■ **Provided information**:
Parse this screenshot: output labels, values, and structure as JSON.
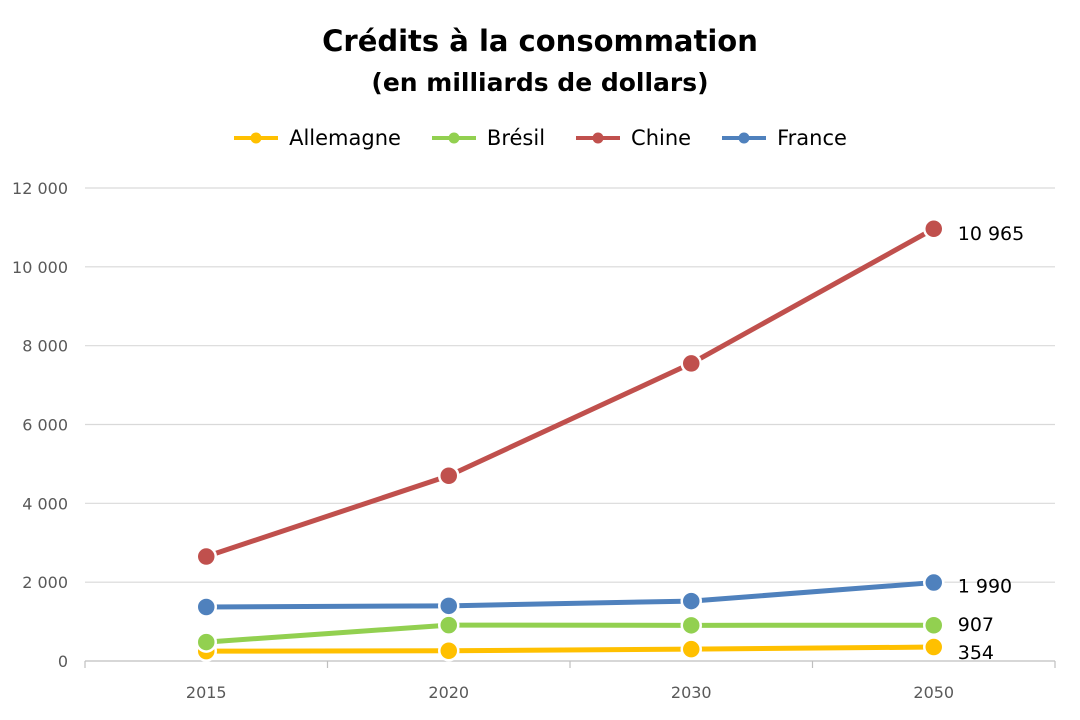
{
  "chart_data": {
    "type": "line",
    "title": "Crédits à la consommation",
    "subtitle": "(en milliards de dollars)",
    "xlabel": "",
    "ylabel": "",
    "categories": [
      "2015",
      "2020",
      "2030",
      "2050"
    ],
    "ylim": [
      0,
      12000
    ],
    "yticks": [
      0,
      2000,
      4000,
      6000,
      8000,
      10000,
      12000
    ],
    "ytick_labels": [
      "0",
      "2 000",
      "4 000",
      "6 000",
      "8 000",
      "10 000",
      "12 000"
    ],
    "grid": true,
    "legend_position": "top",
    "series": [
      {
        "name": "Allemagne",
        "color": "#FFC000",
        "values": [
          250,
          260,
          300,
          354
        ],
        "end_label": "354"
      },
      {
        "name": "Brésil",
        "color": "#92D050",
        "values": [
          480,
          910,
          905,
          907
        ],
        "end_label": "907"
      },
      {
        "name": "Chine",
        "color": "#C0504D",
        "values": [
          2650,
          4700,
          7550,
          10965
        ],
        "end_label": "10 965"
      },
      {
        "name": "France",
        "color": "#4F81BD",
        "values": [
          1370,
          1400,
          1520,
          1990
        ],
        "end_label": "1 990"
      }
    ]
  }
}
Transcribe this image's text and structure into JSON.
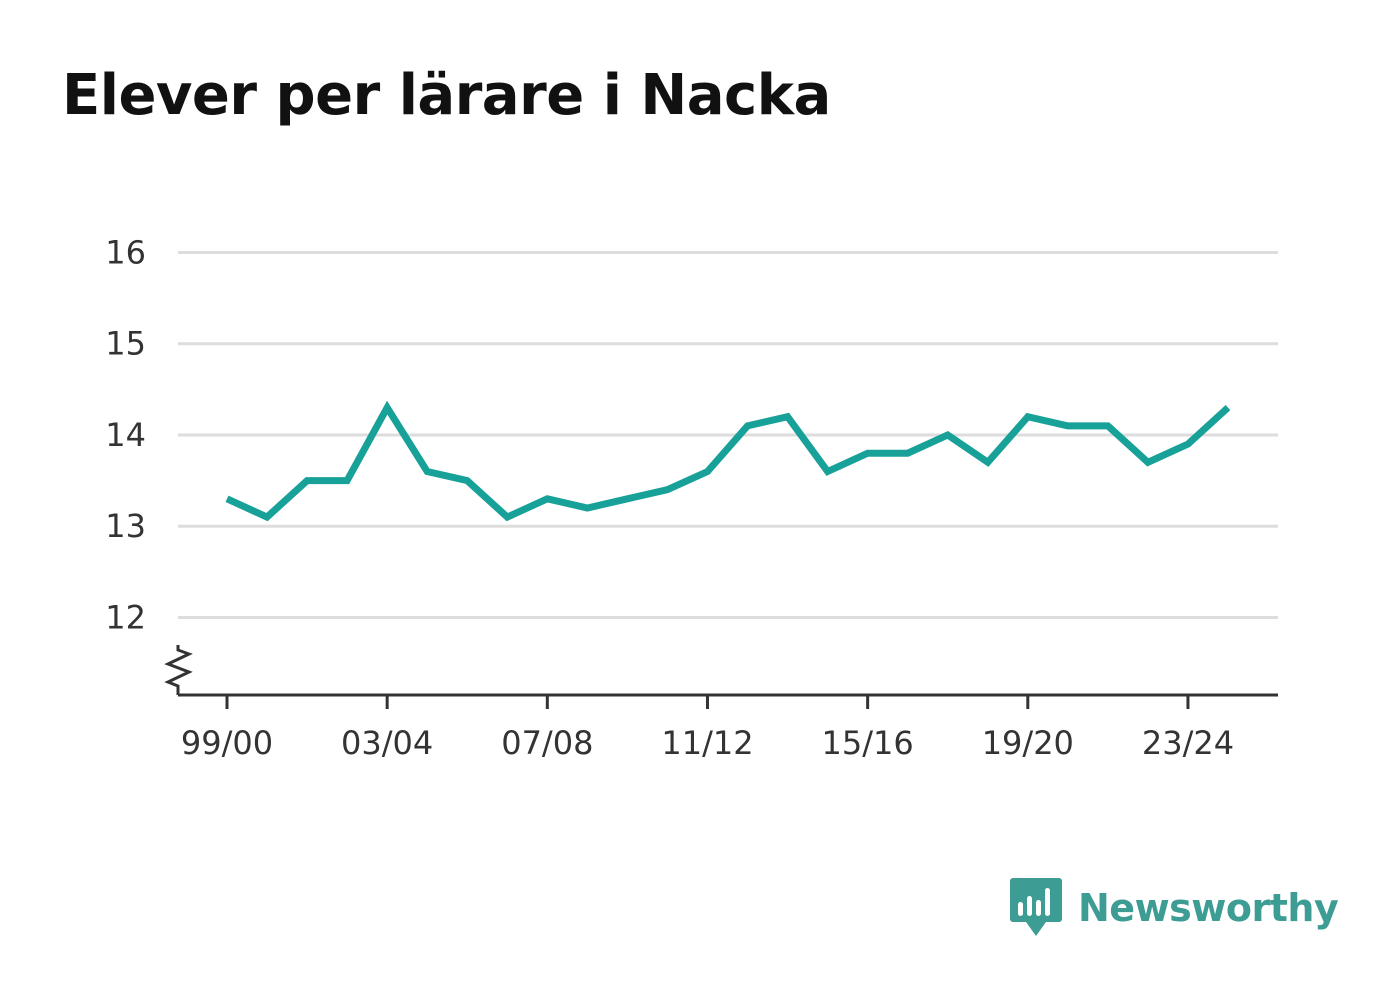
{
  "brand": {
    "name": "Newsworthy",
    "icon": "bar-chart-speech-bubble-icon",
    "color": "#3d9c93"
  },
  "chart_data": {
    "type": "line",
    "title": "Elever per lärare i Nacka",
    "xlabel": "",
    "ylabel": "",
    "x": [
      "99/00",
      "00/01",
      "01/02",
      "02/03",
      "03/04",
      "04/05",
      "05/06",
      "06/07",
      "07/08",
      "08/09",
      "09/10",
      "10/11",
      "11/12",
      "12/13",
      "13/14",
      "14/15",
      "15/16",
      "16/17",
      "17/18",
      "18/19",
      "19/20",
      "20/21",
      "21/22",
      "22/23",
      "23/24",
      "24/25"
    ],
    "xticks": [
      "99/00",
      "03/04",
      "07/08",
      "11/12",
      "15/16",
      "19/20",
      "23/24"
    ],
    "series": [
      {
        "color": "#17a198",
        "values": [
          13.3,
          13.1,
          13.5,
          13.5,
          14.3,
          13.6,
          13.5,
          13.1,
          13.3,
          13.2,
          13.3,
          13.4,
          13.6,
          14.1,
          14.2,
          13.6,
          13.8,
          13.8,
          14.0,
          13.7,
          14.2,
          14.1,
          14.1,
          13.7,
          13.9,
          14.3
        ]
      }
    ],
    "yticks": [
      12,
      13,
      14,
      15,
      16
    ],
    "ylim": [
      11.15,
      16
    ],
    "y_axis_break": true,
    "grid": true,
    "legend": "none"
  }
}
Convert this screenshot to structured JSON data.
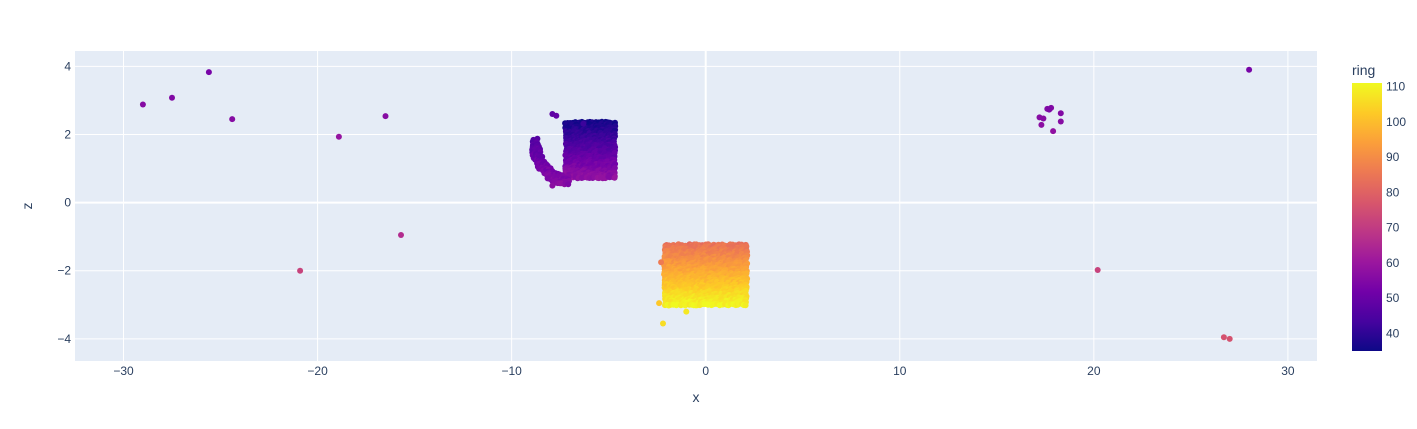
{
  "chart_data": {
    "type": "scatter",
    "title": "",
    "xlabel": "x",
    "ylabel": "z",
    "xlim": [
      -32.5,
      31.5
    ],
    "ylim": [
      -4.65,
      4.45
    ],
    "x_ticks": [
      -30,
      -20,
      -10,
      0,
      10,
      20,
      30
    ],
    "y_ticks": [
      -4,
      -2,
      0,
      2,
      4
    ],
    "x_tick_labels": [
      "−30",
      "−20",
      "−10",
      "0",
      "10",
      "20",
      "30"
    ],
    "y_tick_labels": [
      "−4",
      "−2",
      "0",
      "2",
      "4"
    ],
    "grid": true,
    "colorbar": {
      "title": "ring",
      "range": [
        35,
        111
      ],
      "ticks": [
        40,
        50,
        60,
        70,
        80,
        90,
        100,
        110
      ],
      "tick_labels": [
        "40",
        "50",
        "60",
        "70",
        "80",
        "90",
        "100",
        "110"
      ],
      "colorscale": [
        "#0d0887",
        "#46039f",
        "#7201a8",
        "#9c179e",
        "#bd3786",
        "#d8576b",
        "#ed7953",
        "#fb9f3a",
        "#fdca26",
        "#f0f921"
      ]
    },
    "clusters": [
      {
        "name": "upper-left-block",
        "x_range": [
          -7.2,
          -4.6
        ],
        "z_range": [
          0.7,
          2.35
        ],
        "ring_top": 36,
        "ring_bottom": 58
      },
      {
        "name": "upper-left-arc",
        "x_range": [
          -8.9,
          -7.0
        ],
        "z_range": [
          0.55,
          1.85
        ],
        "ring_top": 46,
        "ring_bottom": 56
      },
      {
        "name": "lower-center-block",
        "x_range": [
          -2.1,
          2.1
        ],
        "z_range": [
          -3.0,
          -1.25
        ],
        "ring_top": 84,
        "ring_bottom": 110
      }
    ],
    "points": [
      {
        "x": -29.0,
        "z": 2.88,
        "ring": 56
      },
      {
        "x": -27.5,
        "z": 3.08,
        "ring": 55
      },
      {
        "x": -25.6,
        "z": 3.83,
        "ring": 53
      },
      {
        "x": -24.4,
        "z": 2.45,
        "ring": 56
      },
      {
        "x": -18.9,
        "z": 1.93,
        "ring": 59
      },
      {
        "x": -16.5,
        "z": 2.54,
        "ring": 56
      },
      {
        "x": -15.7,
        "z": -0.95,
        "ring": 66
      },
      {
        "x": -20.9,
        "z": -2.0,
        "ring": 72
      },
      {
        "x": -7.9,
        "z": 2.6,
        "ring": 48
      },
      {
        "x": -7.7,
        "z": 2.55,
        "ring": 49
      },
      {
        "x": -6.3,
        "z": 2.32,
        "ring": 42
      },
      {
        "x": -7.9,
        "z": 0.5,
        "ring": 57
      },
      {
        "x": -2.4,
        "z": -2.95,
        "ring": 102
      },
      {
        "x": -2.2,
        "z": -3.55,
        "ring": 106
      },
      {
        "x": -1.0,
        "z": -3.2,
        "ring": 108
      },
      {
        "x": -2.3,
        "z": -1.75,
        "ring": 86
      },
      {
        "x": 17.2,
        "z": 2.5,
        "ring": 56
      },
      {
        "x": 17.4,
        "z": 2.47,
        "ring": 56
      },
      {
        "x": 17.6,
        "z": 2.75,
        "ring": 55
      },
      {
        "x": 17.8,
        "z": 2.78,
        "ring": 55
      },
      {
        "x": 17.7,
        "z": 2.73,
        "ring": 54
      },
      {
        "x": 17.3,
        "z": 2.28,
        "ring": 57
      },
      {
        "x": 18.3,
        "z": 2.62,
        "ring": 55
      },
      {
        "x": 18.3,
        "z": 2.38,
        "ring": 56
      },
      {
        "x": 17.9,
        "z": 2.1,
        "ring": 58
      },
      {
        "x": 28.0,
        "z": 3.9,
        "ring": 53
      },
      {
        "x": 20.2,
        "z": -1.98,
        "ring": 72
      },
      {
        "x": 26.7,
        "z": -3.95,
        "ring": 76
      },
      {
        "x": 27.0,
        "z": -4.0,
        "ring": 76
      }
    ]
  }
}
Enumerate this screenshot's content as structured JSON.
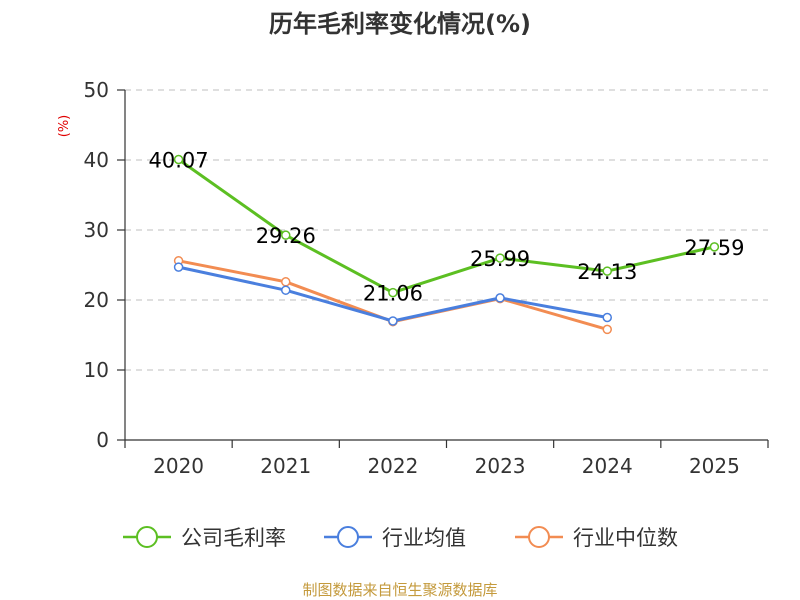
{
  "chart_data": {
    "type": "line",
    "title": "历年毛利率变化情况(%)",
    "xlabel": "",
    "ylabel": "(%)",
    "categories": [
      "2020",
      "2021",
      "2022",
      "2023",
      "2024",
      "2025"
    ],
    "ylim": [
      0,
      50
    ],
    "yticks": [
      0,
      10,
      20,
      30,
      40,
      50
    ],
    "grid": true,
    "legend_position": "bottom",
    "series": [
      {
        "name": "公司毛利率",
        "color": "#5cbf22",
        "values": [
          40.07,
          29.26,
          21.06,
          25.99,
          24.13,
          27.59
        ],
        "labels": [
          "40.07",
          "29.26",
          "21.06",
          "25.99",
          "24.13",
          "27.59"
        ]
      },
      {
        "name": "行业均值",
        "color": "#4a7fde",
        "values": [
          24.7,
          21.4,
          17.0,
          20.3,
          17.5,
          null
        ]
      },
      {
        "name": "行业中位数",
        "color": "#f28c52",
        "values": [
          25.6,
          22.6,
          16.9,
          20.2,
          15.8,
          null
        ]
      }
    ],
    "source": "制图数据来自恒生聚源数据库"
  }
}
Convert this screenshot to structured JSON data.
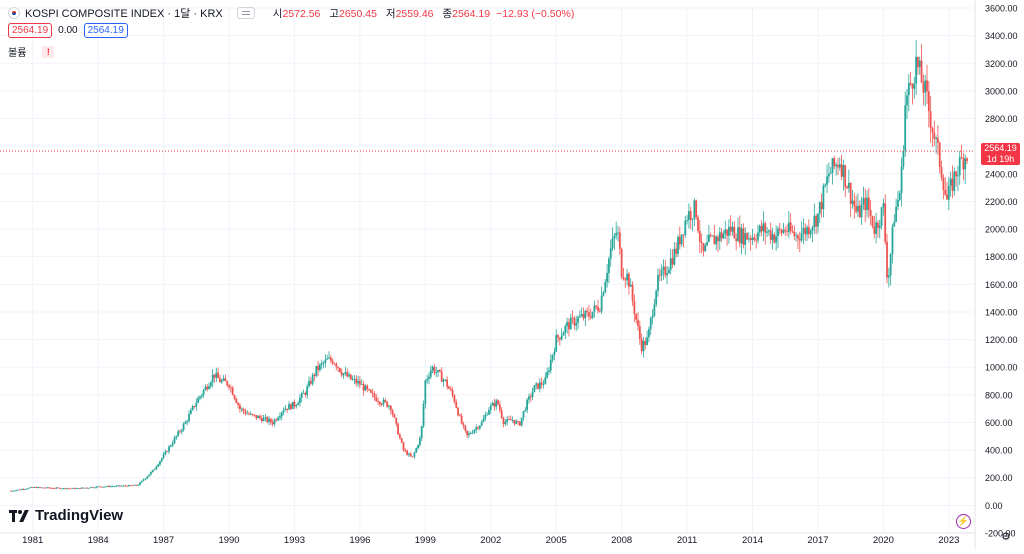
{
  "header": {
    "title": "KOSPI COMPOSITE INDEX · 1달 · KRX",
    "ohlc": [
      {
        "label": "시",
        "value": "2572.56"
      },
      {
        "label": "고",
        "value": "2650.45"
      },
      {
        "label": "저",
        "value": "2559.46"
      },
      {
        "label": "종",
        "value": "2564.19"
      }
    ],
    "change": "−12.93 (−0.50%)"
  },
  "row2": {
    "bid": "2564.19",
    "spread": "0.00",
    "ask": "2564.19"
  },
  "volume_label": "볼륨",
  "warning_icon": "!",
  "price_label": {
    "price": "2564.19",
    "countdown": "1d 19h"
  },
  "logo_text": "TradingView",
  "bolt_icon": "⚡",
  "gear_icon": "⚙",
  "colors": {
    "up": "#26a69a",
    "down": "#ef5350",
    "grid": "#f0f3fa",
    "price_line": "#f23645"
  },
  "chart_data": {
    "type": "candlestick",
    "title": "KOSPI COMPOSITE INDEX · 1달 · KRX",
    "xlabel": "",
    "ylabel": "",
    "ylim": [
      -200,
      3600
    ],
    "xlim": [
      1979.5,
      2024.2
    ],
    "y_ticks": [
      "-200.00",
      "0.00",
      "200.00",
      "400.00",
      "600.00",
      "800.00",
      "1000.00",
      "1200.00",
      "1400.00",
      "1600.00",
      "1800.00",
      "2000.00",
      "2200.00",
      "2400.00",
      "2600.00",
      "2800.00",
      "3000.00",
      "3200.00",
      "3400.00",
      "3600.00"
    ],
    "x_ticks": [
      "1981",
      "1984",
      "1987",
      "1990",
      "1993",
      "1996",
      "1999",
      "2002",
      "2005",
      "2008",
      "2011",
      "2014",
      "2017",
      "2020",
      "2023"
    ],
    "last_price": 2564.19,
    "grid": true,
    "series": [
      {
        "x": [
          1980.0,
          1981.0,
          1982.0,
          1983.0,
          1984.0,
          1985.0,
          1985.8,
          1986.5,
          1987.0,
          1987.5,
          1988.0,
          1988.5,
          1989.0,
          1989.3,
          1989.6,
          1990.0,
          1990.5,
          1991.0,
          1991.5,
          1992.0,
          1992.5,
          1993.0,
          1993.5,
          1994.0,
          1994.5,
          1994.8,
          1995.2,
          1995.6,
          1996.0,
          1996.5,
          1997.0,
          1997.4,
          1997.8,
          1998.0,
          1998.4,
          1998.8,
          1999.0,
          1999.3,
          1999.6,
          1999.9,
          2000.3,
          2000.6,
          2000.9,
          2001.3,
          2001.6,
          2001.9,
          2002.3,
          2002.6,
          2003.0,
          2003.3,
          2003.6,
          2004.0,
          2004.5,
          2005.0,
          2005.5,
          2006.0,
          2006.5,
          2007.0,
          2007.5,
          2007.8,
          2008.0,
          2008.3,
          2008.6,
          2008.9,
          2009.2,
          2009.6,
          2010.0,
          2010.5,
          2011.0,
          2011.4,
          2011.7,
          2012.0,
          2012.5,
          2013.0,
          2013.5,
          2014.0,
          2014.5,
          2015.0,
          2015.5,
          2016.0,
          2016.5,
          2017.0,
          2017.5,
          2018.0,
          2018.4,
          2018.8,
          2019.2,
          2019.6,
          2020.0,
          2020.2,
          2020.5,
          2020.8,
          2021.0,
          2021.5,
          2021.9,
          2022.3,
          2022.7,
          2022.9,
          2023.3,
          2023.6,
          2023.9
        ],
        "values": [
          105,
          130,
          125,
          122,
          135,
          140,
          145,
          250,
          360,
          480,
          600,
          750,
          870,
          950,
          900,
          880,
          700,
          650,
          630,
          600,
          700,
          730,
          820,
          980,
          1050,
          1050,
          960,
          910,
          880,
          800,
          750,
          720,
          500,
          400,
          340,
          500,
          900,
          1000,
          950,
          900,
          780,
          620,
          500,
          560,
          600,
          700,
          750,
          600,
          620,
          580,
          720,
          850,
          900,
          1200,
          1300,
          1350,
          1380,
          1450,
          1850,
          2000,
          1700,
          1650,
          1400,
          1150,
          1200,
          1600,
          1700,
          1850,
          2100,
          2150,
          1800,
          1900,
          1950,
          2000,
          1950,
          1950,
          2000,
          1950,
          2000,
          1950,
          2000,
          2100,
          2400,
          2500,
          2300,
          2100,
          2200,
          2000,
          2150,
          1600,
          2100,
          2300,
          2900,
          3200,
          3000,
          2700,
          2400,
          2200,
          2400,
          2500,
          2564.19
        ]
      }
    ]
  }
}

■ **Exercise goal**: Give only the count of lines in which the string "name" appears.

■ **Result of this task**: 11